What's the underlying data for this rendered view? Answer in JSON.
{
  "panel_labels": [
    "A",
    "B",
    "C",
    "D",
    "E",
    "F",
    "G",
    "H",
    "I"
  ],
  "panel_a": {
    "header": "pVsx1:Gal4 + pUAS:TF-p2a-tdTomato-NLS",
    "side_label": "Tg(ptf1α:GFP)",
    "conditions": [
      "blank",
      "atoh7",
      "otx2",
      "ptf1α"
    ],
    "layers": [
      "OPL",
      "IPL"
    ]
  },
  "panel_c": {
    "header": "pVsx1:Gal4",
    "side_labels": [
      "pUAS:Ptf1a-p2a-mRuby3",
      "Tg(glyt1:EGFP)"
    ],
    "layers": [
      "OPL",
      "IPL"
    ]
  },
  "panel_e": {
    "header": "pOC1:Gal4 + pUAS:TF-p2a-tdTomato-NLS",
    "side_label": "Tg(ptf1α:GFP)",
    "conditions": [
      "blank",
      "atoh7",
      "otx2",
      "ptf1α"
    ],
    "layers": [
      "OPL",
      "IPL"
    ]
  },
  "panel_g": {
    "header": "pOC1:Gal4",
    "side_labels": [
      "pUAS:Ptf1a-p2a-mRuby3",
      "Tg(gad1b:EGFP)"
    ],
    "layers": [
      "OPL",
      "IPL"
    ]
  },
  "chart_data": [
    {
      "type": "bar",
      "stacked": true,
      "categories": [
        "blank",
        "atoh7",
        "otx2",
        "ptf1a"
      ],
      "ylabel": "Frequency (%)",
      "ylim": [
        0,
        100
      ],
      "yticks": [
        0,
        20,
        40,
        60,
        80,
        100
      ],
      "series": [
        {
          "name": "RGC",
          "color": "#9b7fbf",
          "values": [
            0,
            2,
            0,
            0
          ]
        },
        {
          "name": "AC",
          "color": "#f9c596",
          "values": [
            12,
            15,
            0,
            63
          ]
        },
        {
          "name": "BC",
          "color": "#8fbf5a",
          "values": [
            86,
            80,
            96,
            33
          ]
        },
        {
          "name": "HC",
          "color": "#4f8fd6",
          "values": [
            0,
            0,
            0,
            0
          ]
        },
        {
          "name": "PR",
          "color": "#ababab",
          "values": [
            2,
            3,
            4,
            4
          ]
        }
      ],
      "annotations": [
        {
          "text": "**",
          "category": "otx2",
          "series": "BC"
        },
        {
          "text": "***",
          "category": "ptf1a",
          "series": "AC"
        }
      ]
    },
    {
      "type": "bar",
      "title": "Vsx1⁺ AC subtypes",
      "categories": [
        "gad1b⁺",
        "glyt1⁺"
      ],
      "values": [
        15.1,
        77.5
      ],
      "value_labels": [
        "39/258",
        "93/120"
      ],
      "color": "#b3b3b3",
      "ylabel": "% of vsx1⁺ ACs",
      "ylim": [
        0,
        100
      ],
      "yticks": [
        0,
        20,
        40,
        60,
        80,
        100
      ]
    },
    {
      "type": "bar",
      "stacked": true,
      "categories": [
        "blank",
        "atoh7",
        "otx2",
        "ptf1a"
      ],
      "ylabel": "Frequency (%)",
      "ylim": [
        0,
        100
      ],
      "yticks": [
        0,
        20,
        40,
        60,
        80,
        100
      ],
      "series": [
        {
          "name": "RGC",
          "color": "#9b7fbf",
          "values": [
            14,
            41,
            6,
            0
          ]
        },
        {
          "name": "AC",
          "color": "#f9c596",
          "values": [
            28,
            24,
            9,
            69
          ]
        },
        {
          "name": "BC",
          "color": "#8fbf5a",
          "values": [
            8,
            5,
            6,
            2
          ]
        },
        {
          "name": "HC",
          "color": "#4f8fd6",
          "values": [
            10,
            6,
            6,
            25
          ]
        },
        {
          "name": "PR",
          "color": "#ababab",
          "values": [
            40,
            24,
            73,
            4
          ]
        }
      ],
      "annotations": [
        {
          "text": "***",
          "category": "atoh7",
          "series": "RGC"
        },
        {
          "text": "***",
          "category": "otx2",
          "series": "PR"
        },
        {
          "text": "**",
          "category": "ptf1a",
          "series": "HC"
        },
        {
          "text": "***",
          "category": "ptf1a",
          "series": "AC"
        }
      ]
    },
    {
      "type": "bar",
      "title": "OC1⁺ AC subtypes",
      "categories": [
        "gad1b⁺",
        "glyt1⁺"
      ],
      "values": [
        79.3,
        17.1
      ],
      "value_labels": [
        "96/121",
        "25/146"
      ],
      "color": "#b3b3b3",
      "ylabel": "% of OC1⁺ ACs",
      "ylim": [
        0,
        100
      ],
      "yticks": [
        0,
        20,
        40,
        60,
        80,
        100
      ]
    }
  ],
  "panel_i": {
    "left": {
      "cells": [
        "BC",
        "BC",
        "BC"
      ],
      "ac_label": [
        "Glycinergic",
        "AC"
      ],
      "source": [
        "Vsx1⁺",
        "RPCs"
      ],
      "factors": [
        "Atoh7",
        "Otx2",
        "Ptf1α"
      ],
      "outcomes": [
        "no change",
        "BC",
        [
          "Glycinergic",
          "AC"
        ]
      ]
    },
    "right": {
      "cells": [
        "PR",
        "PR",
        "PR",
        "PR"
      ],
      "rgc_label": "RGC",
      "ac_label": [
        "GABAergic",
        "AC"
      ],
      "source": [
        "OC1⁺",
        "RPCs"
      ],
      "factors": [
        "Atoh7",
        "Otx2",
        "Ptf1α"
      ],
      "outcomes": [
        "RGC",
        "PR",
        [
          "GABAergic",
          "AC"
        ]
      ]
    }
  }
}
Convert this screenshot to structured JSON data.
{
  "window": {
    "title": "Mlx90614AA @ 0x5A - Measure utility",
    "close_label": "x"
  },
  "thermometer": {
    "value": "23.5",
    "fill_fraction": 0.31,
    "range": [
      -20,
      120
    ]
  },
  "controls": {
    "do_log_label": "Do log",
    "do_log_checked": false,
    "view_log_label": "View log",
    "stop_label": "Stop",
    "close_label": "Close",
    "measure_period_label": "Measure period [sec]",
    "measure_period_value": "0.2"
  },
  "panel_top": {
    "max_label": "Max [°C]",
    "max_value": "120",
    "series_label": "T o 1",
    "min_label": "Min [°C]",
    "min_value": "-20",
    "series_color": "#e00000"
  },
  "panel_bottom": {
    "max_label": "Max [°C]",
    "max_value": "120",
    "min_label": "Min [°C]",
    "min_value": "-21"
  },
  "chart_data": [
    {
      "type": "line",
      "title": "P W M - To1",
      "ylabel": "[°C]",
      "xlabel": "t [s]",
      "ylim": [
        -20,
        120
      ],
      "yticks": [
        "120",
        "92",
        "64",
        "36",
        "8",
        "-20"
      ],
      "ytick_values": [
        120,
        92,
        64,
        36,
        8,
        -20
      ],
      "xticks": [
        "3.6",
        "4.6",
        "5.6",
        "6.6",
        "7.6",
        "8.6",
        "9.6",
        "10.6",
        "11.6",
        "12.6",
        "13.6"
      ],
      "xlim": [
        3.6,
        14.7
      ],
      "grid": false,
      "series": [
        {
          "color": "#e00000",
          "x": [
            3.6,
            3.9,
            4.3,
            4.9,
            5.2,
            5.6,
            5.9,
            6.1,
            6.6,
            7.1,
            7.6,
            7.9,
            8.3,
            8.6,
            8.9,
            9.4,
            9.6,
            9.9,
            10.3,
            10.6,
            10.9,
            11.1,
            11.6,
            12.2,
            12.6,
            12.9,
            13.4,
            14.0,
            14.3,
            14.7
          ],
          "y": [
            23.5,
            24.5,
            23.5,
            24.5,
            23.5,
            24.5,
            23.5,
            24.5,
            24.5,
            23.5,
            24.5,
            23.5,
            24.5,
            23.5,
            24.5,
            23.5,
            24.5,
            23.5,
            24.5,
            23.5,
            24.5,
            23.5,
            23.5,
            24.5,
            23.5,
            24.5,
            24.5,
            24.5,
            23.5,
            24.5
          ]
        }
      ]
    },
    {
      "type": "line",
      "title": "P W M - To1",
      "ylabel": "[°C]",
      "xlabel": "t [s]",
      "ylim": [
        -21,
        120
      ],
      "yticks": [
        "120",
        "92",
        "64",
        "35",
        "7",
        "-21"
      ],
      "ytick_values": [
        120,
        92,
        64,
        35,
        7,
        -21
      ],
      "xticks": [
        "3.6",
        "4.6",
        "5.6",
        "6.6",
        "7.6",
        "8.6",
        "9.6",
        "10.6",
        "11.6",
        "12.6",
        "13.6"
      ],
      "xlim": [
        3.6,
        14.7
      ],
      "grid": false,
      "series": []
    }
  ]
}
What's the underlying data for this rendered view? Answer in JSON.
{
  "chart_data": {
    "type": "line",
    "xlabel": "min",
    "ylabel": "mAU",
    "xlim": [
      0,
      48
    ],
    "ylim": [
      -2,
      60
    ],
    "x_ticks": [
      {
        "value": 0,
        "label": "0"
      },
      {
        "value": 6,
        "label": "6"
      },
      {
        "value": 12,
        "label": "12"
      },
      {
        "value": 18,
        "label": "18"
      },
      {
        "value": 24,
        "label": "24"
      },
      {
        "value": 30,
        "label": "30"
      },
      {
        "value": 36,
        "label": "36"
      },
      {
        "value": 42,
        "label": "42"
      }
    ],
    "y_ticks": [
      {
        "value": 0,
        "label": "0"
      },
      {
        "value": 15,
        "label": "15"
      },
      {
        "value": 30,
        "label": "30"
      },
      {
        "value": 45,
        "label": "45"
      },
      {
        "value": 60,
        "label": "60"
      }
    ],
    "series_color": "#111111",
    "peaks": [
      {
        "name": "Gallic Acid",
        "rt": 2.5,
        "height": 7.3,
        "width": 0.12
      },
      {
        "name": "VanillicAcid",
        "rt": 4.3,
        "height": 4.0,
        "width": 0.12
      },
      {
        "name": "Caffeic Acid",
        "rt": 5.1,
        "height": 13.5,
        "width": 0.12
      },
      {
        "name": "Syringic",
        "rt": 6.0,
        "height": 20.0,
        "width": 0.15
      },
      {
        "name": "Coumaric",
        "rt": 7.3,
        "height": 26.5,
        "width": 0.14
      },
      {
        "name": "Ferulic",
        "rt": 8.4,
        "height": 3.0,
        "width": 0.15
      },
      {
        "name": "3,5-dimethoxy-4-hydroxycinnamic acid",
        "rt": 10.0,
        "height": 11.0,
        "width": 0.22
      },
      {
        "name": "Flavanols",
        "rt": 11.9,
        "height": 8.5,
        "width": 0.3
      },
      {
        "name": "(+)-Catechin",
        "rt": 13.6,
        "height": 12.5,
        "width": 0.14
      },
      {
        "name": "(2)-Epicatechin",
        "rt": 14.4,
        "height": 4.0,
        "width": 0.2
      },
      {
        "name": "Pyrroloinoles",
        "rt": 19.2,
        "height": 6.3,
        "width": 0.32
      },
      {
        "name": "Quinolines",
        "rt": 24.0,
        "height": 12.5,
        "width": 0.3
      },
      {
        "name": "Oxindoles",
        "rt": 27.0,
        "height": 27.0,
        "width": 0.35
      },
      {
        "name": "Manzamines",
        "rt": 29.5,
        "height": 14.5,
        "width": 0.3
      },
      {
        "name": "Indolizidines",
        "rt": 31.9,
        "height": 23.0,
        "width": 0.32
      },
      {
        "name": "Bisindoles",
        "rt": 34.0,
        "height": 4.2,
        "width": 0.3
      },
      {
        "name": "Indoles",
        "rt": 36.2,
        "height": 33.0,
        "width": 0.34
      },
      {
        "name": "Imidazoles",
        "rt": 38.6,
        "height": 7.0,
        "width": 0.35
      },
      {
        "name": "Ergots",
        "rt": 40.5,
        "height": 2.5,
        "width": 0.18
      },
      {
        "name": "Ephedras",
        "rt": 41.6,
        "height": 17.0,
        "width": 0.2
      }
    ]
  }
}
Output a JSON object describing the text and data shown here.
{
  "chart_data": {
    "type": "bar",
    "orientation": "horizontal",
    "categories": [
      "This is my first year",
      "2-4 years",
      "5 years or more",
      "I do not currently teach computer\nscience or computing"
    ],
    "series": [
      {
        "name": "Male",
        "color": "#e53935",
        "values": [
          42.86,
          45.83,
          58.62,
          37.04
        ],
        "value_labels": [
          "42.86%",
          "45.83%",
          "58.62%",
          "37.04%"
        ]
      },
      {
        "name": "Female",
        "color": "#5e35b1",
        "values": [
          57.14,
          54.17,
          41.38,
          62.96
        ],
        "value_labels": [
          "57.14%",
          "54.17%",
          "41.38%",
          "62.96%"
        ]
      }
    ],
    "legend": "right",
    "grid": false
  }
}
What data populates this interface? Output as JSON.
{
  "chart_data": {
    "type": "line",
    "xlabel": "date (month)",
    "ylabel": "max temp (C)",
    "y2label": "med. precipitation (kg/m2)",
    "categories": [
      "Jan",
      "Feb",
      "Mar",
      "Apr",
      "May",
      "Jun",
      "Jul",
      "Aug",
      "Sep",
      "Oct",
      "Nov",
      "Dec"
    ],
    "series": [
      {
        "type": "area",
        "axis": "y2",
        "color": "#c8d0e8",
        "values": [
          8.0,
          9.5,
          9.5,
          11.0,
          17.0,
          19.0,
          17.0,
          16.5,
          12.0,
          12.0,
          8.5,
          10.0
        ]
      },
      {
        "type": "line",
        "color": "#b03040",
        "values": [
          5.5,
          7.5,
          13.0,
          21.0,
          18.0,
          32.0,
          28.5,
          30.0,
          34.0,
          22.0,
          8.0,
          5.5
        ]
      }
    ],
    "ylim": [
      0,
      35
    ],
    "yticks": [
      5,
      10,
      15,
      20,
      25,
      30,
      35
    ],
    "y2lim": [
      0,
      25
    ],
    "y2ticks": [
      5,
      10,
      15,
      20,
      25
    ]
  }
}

■ ■ ■ ■ ■ ■ ■

> _What is required_: Filter the listing above for the string "xlabel" and copy every matching line.

> _Worked answer_:
      "xlabel": "t [s]",
      "xlabel": "t [s]",
    "xlabel": "min",
    "xlabel": "date (month)",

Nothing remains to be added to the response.